PROBLEM DETAILS » Answer with nothing but a number: how many lines include the word "truth"?

········

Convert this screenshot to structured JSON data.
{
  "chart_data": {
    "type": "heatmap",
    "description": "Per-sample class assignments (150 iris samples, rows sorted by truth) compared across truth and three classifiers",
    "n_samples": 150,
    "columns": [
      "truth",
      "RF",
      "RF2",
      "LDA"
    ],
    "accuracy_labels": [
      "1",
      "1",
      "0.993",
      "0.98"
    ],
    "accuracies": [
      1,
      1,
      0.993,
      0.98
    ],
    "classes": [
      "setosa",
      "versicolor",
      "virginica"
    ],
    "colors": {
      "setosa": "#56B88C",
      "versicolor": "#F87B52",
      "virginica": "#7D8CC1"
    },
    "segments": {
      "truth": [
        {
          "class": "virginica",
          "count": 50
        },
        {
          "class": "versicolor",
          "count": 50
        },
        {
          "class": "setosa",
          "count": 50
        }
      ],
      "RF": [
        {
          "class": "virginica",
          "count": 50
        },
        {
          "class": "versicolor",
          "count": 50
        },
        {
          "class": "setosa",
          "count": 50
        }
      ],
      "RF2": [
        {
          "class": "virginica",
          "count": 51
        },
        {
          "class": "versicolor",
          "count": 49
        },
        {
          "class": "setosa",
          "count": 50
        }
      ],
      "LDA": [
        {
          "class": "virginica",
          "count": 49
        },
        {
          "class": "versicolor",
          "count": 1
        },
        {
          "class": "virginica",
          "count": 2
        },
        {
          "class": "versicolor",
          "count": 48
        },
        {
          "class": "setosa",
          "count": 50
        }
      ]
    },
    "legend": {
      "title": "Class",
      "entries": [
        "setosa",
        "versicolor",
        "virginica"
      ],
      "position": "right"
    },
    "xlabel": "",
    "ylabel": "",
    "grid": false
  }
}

········

OUTPUT OF THE EXERCISE » 3